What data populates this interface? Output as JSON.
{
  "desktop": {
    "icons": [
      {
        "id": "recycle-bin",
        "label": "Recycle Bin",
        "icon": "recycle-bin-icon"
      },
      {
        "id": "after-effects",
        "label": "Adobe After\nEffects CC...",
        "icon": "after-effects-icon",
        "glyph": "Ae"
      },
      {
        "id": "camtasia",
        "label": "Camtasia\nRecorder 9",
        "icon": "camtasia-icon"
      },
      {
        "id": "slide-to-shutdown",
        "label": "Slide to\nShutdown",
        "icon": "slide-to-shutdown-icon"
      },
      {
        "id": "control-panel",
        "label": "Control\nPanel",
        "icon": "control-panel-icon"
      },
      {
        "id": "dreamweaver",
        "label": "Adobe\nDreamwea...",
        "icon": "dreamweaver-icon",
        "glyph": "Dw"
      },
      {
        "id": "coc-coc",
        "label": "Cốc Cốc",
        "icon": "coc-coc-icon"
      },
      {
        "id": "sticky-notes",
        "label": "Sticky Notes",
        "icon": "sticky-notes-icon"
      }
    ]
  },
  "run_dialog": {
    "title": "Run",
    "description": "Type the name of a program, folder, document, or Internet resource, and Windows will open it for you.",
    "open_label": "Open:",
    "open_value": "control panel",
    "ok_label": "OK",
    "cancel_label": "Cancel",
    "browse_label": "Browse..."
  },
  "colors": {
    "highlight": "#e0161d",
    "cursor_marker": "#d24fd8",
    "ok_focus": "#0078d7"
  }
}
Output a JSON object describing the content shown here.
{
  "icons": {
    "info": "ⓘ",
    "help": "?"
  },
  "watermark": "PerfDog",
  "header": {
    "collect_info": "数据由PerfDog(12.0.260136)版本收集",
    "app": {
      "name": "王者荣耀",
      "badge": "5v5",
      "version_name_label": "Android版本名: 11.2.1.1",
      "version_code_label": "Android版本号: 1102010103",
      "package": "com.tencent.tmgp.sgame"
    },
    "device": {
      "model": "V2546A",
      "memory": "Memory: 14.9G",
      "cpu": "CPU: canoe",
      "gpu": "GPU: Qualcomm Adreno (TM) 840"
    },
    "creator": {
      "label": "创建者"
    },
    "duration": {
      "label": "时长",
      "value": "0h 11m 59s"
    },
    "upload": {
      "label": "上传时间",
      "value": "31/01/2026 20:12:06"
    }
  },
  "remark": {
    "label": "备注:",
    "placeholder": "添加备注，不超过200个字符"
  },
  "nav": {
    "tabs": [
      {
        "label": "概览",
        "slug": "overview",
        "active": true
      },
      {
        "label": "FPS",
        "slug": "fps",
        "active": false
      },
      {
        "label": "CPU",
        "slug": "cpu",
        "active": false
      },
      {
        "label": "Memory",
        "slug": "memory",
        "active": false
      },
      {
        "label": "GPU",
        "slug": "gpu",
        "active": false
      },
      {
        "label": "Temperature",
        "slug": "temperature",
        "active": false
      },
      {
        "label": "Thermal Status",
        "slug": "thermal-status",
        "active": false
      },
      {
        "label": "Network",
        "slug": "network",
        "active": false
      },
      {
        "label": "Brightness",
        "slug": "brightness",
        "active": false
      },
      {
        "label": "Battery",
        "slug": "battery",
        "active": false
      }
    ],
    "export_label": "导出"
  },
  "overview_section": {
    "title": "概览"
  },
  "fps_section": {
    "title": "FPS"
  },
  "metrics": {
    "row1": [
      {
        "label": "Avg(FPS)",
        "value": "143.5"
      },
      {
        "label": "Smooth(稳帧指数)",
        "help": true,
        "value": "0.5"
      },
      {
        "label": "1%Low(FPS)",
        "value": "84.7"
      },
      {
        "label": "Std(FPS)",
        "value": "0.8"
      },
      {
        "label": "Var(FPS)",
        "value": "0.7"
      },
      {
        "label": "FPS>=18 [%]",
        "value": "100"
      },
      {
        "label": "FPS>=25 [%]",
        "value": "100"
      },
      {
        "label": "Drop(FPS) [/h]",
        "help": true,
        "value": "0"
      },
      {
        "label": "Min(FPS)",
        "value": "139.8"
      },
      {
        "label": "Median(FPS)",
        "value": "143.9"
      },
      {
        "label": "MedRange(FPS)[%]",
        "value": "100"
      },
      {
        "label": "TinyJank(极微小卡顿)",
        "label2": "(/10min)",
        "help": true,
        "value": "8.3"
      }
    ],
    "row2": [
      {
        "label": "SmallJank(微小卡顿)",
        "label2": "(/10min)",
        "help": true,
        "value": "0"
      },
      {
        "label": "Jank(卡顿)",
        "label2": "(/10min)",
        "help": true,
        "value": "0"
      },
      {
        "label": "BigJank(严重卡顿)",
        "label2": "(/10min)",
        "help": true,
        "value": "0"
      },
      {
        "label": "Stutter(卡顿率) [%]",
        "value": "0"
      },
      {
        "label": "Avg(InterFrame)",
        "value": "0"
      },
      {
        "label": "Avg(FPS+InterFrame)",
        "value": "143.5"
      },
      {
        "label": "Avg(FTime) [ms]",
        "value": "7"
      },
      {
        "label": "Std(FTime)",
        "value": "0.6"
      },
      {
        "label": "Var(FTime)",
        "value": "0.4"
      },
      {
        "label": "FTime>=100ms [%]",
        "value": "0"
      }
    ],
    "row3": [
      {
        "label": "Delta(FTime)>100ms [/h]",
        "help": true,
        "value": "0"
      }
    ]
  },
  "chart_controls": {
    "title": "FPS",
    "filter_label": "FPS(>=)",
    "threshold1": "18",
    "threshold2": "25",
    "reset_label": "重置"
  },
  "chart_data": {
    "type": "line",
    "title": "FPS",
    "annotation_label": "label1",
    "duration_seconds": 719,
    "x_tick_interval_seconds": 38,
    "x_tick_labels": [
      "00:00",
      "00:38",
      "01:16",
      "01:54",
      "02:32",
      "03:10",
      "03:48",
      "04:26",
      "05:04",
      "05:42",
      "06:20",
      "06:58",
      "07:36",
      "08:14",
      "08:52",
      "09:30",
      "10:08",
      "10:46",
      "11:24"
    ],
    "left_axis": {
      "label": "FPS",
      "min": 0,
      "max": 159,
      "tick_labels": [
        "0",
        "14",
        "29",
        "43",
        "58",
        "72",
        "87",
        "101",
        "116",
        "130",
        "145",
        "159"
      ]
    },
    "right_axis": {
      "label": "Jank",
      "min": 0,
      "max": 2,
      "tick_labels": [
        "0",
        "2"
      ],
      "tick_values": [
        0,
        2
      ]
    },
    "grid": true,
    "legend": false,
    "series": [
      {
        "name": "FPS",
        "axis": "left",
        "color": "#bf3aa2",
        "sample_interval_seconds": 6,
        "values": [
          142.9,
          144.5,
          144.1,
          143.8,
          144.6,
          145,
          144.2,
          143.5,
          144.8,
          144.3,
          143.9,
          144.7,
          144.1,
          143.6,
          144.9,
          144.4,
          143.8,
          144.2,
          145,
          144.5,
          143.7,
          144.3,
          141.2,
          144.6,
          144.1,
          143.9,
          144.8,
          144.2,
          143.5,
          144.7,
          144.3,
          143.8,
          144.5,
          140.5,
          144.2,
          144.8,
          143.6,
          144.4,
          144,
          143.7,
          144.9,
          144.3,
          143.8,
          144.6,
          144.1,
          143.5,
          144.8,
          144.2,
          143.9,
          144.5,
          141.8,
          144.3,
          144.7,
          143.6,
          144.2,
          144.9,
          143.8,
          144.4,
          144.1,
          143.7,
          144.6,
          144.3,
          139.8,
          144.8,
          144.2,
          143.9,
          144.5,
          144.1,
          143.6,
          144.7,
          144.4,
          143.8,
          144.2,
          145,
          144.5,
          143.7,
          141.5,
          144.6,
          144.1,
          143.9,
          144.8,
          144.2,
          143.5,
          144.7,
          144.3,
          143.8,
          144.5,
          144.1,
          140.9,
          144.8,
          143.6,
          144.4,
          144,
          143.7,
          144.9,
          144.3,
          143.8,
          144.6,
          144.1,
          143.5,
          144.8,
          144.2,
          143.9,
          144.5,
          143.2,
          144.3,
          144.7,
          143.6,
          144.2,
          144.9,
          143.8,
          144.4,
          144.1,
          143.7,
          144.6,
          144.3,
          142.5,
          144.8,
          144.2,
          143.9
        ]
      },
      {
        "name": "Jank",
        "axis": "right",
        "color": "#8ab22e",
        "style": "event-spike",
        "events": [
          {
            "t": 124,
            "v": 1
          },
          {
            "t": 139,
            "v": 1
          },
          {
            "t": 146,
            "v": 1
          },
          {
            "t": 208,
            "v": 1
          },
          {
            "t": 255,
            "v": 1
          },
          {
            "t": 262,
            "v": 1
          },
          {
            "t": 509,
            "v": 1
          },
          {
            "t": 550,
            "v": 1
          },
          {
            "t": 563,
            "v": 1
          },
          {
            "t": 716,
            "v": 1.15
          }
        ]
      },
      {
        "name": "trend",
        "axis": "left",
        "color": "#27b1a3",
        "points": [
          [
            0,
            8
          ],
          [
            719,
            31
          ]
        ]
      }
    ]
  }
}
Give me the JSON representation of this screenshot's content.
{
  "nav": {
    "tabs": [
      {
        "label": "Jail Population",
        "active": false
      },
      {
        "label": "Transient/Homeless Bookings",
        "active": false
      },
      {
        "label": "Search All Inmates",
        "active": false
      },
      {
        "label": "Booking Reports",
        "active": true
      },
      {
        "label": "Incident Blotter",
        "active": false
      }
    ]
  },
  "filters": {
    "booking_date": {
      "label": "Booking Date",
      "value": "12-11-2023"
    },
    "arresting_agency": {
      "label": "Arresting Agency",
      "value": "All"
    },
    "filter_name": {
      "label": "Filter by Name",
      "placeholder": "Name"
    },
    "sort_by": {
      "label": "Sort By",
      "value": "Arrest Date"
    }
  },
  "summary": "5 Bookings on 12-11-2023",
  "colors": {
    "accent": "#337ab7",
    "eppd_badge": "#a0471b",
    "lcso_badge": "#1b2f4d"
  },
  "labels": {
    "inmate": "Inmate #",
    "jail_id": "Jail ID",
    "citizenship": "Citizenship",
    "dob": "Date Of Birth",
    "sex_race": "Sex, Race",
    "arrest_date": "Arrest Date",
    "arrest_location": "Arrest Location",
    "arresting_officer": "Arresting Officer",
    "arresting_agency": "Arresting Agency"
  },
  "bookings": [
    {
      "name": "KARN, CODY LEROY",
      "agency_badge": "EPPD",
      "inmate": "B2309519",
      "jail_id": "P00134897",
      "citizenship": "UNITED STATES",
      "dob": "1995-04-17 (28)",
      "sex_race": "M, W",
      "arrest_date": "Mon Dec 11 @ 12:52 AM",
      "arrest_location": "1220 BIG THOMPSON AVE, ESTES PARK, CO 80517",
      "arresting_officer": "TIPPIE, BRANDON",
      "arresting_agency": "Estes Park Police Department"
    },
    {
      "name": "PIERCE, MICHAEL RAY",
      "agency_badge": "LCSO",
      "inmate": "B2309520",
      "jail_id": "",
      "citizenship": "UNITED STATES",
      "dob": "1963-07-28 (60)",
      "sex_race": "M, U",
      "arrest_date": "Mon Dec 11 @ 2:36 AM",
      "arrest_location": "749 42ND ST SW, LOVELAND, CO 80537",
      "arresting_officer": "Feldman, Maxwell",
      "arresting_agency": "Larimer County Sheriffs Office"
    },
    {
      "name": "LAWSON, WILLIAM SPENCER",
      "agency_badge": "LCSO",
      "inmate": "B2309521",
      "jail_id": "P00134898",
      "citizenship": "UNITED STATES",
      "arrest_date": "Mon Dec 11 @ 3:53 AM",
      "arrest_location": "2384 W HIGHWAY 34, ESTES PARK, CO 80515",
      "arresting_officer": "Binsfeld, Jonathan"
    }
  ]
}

**Given instruction**
List the lines of the records where "InterFrame" occurs.

**The answer**
        "label": "Avg(InterFrame)",
        "label": "Avg(FPS+InterFrame)",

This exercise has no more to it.